§ WHAT YOU NEED TO DO: Find every line in the records below that holds the word "JSON" and copy it.

= = = = = = =

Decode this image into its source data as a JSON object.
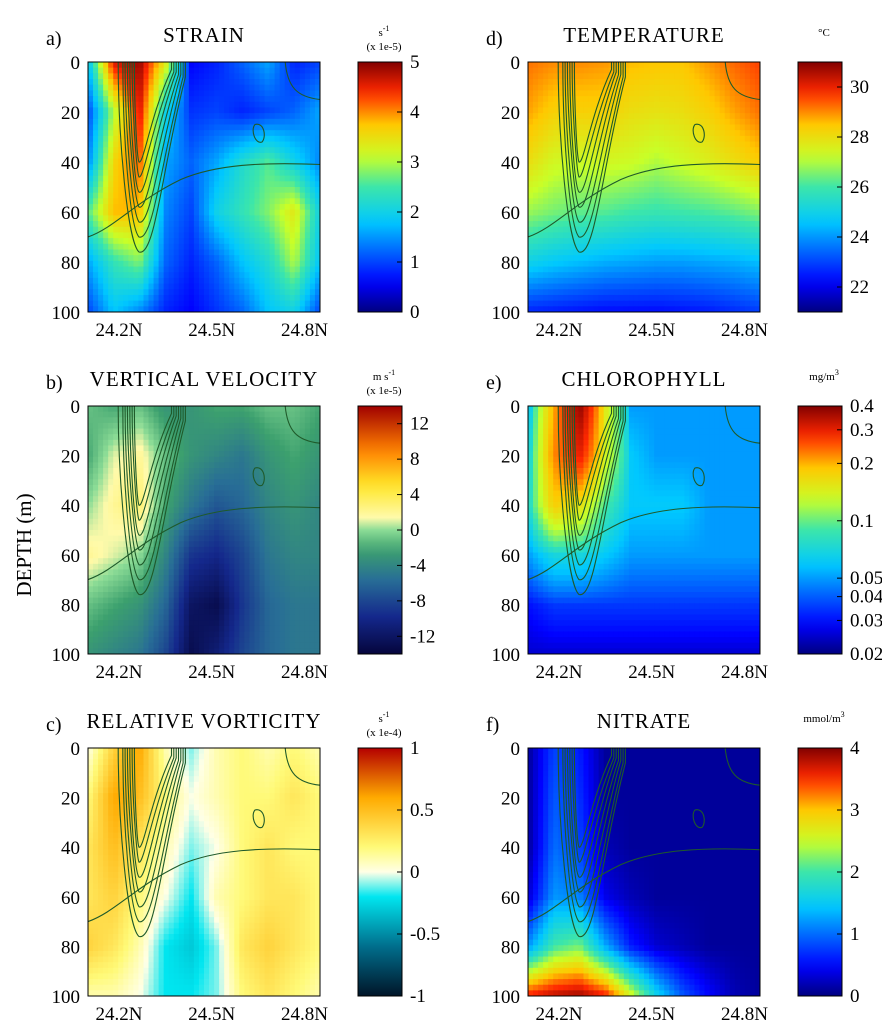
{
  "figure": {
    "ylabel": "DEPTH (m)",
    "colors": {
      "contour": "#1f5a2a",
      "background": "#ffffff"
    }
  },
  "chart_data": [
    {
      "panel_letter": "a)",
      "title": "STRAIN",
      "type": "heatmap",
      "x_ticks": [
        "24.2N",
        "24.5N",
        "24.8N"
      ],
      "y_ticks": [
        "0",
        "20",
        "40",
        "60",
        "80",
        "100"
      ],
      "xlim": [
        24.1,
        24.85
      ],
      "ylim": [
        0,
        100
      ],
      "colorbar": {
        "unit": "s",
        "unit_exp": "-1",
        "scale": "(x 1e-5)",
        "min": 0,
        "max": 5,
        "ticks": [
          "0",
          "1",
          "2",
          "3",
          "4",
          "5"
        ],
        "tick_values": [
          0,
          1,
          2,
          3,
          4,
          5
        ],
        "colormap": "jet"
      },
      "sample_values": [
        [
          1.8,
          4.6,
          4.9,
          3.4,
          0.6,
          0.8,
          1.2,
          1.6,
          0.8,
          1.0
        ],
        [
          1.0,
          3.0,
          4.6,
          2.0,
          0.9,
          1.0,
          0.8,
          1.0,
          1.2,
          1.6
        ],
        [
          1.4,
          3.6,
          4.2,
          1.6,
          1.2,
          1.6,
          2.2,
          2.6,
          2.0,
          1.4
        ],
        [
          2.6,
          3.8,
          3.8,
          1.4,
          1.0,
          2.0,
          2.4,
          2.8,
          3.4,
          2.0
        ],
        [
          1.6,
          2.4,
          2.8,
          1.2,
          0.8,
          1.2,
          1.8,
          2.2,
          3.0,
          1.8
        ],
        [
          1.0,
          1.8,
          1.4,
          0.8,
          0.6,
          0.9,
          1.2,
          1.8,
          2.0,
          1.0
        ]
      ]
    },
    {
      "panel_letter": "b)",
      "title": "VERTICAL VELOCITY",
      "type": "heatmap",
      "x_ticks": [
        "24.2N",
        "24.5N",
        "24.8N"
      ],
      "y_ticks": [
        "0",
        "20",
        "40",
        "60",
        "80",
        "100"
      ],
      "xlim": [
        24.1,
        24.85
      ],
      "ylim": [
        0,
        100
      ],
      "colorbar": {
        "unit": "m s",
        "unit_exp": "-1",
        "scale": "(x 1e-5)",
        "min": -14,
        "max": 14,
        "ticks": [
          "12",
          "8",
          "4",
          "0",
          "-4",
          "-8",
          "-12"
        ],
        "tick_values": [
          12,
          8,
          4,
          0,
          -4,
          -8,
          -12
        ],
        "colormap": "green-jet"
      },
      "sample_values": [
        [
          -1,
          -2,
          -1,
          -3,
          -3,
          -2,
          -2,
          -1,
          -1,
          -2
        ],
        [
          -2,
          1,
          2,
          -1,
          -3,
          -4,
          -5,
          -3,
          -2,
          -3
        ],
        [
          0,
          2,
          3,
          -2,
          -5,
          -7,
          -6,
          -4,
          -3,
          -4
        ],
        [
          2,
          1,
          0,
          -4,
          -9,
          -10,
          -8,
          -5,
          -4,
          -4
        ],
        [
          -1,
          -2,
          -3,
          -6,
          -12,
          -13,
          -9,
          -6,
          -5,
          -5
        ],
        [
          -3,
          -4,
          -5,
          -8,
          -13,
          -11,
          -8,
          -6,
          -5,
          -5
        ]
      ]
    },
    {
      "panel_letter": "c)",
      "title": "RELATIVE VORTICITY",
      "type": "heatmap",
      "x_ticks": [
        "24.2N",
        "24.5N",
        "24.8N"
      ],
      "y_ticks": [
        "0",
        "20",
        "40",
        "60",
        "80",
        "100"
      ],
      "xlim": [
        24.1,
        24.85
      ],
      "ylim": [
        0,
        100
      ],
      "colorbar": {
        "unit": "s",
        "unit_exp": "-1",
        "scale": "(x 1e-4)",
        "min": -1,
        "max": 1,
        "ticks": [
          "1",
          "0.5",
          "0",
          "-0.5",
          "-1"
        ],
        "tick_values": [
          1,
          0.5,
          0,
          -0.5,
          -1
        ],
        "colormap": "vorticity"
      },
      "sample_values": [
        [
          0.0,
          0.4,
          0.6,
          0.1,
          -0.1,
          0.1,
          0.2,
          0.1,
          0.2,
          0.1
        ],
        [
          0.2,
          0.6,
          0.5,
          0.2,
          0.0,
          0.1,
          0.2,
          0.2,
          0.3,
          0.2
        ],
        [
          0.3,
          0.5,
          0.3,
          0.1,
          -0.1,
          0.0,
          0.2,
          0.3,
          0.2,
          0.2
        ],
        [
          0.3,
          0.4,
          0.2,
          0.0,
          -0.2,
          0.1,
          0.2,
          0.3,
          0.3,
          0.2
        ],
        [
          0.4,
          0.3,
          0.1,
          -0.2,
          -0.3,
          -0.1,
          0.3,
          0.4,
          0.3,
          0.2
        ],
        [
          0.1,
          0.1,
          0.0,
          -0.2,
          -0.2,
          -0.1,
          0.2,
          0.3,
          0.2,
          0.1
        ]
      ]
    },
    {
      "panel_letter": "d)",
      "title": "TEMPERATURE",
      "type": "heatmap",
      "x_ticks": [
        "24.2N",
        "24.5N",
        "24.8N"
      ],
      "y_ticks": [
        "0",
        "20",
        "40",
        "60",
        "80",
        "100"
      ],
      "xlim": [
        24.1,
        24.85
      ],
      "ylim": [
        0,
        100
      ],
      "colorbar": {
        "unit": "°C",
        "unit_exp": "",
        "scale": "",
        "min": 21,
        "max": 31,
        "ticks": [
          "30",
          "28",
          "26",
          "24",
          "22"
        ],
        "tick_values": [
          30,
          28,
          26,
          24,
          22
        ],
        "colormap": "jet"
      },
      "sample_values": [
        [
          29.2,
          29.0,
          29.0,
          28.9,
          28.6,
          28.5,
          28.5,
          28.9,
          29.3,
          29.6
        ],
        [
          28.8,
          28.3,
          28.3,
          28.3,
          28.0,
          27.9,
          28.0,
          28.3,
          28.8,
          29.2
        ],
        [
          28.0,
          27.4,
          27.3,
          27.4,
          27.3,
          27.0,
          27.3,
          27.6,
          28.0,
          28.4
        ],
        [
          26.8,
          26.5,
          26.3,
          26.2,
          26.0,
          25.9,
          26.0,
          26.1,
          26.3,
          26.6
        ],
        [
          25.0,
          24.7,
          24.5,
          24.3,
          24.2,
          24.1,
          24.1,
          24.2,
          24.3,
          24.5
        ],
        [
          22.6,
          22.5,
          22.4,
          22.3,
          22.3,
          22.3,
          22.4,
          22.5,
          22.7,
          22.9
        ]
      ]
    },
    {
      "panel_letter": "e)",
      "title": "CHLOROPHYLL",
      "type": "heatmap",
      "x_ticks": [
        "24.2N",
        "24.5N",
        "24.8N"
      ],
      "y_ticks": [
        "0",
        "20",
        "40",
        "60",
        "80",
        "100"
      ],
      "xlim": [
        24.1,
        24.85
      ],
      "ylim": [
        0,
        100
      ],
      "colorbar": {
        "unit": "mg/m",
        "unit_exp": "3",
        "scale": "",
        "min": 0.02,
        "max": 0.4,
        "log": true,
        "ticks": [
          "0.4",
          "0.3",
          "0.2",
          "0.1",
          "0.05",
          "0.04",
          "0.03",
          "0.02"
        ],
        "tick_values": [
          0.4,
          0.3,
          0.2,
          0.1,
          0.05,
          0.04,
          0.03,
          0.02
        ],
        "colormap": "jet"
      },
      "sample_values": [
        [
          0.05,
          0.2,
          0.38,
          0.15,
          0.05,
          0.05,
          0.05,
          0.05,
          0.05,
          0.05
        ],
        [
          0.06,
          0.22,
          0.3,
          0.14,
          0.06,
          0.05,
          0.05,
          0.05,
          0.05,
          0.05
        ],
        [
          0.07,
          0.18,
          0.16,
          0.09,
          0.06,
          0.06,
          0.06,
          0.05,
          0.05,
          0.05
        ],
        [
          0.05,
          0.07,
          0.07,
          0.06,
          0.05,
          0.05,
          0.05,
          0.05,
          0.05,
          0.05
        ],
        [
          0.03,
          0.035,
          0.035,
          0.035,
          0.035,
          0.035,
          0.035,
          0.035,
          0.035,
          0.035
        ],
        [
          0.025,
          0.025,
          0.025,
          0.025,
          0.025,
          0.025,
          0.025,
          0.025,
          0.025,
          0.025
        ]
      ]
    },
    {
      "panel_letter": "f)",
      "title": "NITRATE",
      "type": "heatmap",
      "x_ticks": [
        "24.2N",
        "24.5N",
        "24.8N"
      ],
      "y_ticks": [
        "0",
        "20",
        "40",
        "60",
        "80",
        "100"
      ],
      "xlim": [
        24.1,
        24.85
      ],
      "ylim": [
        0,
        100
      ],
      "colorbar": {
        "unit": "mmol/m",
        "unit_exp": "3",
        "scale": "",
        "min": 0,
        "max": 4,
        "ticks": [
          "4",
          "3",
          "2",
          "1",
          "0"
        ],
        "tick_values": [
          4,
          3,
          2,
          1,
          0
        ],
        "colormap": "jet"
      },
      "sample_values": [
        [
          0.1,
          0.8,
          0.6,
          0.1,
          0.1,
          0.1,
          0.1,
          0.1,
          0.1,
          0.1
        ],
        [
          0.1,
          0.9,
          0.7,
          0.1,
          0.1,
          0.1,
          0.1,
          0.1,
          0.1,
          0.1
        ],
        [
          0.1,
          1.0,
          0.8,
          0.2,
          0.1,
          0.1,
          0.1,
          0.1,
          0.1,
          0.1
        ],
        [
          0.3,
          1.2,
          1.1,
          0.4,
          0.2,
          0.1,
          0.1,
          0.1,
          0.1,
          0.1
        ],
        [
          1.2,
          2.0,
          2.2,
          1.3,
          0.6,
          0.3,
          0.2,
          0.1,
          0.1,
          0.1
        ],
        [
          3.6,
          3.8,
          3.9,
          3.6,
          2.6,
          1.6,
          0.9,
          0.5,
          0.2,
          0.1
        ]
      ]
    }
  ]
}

= = = = = = =

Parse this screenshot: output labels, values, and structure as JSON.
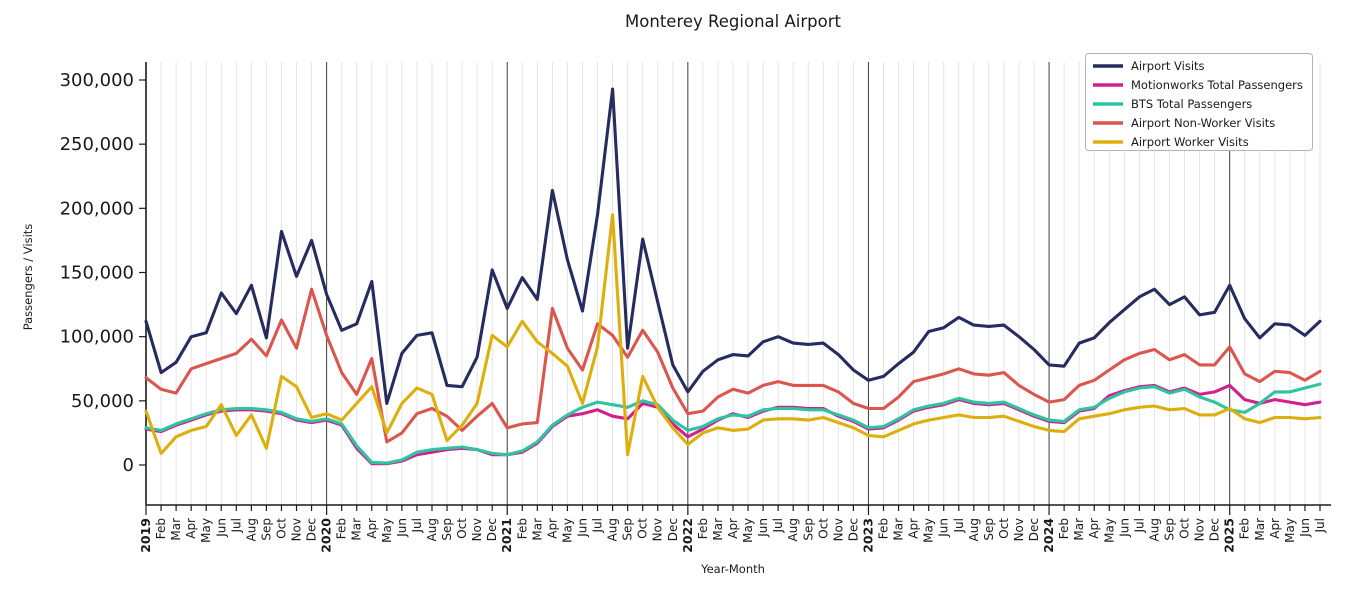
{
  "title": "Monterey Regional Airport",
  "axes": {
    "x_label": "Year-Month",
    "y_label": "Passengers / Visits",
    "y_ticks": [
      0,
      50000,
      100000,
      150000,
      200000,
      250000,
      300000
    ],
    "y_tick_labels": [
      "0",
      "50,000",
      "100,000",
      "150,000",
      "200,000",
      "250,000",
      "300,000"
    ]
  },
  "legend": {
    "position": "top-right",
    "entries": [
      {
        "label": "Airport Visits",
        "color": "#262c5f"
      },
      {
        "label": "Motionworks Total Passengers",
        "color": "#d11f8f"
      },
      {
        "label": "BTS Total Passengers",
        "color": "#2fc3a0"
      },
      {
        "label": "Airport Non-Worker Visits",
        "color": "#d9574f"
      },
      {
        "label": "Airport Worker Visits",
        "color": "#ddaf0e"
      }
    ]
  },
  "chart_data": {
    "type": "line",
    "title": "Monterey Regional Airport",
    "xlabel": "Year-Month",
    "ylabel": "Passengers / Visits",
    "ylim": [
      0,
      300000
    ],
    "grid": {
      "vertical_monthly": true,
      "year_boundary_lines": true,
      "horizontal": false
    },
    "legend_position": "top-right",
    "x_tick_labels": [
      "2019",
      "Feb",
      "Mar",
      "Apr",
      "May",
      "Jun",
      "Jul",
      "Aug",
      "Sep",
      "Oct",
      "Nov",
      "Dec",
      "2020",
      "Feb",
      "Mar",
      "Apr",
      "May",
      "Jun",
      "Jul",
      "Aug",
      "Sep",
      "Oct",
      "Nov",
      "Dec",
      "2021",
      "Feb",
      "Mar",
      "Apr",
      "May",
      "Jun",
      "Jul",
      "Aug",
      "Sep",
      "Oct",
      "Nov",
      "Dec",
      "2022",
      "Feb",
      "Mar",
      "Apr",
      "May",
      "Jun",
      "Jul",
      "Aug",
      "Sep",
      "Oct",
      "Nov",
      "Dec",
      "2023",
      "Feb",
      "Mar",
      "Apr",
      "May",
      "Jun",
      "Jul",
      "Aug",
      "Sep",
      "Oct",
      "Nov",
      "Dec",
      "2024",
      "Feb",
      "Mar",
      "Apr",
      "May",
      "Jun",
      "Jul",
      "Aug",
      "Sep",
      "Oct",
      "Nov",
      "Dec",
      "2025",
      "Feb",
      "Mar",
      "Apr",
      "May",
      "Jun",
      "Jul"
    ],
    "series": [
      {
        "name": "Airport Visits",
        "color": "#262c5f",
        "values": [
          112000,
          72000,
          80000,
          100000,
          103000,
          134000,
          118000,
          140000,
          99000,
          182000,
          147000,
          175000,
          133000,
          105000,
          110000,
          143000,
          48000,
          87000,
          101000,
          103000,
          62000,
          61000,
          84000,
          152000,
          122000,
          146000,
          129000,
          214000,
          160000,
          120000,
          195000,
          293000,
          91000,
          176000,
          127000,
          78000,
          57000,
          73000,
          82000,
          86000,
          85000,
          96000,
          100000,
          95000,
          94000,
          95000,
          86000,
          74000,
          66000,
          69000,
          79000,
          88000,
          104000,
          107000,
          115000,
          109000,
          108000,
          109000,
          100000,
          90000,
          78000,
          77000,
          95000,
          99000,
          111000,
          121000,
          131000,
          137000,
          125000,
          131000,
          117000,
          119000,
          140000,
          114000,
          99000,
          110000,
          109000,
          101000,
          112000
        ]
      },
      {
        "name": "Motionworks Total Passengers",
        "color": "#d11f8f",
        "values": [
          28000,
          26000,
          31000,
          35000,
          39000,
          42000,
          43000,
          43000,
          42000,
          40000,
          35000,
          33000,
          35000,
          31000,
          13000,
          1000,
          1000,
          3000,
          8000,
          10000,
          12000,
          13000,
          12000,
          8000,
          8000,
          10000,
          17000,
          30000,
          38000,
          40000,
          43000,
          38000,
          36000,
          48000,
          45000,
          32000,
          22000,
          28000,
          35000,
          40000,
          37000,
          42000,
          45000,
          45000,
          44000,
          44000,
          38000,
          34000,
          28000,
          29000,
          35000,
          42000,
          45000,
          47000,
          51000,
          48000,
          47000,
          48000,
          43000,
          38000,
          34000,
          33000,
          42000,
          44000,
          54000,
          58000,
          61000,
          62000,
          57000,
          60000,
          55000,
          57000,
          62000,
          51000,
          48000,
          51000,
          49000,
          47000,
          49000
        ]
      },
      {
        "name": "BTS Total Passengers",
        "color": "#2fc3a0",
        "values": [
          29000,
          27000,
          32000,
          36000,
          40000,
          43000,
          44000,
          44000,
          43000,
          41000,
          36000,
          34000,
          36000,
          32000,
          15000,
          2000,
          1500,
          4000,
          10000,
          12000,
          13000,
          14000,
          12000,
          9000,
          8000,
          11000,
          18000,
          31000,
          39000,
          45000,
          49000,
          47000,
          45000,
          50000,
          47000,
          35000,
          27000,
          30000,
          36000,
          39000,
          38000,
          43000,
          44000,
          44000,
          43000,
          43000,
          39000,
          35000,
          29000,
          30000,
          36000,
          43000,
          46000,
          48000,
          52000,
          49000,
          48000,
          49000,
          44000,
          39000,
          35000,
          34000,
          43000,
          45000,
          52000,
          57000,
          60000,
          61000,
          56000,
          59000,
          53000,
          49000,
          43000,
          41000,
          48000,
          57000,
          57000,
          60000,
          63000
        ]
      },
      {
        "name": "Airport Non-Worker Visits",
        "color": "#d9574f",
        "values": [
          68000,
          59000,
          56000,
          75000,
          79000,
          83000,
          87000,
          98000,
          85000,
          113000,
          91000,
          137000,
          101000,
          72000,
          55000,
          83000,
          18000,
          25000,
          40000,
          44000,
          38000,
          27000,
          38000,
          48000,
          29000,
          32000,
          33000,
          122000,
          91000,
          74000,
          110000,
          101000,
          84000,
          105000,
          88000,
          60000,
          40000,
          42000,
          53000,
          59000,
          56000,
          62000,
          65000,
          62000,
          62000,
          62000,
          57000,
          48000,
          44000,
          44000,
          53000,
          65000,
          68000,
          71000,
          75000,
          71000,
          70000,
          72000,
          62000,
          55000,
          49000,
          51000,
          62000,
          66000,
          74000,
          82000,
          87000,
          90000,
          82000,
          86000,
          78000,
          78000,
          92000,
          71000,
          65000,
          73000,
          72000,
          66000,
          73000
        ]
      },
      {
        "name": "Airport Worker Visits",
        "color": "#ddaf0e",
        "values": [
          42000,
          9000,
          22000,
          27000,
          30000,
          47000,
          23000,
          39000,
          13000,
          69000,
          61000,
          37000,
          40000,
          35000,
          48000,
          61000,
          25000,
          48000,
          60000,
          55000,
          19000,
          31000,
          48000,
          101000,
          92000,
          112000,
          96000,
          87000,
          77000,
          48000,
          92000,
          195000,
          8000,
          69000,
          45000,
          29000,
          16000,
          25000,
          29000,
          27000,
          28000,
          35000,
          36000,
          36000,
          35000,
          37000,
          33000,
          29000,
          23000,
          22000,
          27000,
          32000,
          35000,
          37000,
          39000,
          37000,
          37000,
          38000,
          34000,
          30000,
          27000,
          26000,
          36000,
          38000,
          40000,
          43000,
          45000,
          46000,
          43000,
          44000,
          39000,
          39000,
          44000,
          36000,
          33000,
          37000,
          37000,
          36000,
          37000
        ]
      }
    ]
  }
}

= = = = = = =

§ ANSWER TO THE TASK:
Decode this image into its source data as a JSON object.
Parse this screenshot: output labels, values, and structure as JSON.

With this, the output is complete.